╭──

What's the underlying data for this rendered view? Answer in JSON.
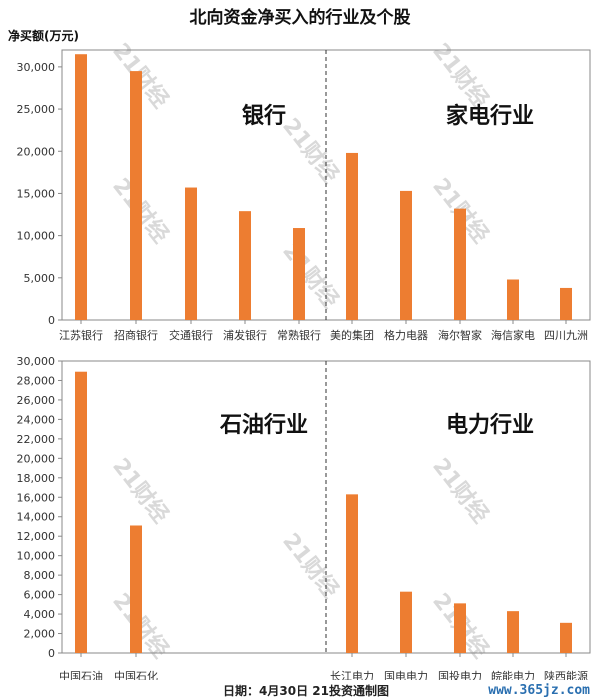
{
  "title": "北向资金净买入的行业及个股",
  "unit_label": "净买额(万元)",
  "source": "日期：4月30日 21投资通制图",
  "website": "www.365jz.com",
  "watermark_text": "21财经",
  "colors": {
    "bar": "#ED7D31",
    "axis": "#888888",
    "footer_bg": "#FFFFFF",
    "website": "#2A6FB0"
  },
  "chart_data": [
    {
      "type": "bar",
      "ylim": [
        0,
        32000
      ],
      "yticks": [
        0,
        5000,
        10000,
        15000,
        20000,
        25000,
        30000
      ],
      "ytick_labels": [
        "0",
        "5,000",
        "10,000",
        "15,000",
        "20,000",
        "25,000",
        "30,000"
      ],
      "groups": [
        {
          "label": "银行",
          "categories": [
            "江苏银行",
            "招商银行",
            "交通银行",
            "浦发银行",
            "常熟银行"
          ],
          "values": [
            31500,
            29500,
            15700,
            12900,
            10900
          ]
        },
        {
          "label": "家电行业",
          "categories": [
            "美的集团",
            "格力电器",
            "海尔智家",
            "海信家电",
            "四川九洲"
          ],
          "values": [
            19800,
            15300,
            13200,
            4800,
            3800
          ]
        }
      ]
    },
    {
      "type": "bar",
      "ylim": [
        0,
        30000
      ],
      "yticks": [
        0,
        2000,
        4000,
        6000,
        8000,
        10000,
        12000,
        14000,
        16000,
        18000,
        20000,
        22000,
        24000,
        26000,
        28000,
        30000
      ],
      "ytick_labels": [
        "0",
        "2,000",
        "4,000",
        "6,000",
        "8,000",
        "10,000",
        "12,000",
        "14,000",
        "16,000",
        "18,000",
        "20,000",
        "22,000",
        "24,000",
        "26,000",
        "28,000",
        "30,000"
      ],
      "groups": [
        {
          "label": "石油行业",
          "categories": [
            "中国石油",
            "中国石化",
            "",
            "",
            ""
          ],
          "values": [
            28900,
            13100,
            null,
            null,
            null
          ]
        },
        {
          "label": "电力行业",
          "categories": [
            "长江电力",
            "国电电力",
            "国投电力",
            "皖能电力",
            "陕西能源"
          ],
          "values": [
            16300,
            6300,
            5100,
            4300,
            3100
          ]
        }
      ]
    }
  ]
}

╰──
╭──

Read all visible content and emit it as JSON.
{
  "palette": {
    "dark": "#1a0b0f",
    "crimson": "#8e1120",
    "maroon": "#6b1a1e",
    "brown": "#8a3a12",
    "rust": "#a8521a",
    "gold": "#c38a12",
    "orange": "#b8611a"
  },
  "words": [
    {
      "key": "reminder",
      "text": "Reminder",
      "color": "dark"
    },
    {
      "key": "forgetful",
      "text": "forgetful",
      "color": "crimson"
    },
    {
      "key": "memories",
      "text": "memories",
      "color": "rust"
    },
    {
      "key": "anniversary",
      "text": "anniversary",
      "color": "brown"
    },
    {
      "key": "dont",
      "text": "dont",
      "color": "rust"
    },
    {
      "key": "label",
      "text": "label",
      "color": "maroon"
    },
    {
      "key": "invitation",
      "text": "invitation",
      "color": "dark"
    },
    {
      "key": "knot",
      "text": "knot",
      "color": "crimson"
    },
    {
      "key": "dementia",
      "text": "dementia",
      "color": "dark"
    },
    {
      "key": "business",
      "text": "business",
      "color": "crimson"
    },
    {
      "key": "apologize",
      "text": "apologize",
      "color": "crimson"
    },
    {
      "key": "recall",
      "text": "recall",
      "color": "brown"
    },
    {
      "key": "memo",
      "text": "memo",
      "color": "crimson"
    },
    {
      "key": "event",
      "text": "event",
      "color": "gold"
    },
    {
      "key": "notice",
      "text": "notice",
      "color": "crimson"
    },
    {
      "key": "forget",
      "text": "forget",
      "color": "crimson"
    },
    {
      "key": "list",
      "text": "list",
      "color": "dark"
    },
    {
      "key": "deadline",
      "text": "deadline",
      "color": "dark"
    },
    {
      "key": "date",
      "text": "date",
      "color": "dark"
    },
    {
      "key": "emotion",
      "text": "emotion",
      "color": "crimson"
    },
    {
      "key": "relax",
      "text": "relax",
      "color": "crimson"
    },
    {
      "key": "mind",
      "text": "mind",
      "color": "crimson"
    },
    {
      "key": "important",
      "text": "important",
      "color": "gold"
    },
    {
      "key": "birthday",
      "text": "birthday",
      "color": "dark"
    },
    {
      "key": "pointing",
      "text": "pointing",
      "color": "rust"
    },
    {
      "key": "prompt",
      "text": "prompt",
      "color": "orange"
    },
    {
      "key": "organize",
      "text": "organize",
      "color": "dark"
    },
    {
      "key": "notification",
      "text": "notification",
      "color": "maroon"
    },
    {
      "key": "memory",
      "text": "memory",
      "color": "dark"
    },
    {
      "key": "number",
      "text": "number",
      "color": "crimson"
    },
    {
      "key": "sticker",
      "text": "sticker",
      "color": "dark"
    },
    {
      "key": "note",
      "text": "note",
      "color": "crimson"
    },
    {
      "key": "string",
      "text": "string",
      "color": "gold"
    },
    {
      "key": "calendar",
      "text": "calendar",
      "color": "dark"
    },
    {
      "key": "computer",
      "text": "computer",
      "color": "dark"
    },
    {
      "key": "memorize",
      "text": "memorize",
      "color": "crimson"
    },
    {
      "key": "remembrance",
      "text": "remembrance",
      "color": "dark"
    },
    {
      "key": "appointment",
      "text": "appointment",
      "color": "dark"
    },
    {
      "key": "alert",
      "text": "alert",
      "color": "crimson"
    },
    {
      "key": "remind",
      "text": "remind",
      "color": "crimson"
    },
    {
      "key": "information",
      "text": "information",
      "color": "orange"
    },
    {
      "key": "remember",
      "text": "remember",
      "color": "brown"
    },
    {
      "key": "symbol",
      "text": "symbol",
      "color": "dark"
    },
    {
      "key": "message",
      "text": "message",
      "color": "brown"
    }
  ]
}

╰──

• **DIRECTIONS**
Within the entries above, report how many lines include "notification", and keep the answer to the number.

• **COMPLETE RESPONSE**
2